══ Dataset content

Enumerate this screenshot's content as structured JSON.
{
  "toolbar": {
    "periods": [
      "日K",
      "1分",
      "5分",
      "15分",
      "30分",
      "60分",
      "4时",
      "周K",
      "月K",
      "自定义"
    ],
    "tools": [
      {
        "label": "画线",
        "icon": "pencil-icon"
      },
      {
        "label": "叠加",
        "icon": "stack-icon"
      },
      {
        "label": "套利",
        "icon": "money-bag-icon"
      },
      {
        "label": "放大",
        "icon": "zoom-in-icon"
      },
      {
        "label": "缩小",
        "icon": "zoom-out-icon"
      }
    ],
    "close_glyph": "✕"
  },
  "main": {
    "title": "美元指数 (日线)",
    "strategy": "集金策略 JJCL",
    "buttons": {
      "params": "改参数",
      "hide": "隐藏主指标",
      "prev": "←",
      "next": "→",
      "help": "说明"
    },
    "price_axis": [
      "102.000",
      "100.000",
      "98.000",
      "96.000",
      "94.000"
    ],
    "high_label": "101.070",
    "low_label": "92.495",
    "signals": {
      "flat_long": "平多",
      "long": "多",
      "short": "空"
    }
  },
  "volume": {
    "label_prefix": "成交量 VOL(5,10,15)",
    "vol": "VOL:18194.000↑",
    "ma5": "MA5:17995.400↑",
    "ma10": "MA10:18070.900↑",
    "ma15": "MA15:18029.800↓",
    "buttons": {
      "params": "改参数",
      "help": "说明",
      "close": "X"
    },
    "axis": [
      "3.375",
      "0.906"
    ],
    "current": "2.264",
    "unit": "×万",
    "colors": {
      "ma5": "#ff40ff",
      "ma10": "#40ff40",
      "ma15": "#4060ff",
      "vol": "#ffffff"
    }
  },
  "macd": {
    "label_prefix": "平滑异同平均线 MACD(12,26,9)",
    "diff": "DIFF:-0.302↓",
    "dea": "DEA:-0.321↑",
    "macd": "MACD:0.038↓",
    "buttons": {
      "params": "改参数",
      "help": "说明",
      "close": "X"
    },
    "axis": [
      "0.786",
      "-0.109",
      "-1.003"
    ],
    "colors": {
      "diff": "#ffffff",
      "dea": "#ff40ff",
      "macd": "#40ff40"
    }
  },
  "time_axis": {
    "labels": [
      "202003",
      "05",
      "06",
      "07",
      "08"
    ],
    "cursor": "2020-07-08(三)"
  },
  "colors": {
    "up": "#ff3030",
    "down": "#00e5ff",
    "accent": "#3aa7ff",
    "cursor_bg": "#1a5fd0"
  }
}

════

▸ Exercise instructions
Retype all of the entries precisely as they are.

▸ Task response
Enumerate this screenshot's content as structured JSON.
{
  "toolbar": {
    "periods": [
      "日K",
      "1分",
      "5分",
      "15分",
      "30分",
      "60分",
      "4时",
      "周K",
      "月K",
      "自定义"
    ],
    "tools": [
      {
        "label": "画线",
        "icon": "pencil-icon"
      },
      {
        "label": "叠加",
        "icon": "stack-icon"
      },
      {
        "label": "套利",
        "icon": "money-bag-icon"
      },
      {
        "label": "放大",
        "icon": "zoom-in-icon"
      },
      {
        "label": "缩小",
        "icon": "zoom-out-icon"
      }
    ],
    "close_glyph": "✕"
  },
  "main": {
    "title": "美元指数 (日线)",
    "strategy": "集金策略 JJCL",
    "buttons": {
      "params": "改参数",
      "hide": "隐藏主指标",
      "prev": "←",
      "next": "→",
      "help": "说明"
    },
    "price_axis": [
      "102.000",
      "100.000",
      "98.000",
      "96.000",
      "94.000"
    ],
    "high_label": "101.070",
    "low_label": "92.495",
    "signals": {
      "flat_long": "平多",
      "long": "多",
      "short": "空"
    }
  },
  "volume": {
    "label_prefix": "成交量 VOL(5,10,15)",
    "vol": "VOL:18194.000↑",
    "ma5": "MA5:17995.400↑",
    "ma10": "MA10:18070.900↑",
    "ma15": "MA15:18029.800↓",
    "buttons": {
      "params": "改参数",
      "help": "说明",
      "close": "X"
    },
    "axis": [
      "3.375",
      "0.906"
    ],
    "current": "2.264",
    "unit": "×万",
    "colors": {
      "ma5": "#ff40ff",
      "ma10": "#40ff40",
      "ma15": "#4060ff",
      "vol": "#ffffff"
    }
  },
  "macd": {
    "label_prefix": "平滑异同平均线 MACD(12,26,9)",
    "diff": "DIFF:-0.302↓",
    "dea": "DEA:-0.321↑",
    "macd": "MACD:0.038↓",
    "buttons": {
      "params": "改参数",
      "help": "说明",
      "close": "X"
    },
    "axis": [
      "0.786",
      "-0.109",
      "-1.003"
    ],
    "colors": {
      "diff": "#ffffff",
      "dea": "#ff40ff",
      "macd": "#40ff40"
    }
  },
  "time_axis": {
    "labels": [
      "202003",
      "05",
      "06",
      "07",
      "08"
    ],
    "cursor": "2020-07-08(三)"
  },
  "colors": {
    "up": "#ff3030",
    "down": "#00e5ff",
    "accent": "#3aa7ff",
    "cursor_bg": "#1a5fd0"
  }
}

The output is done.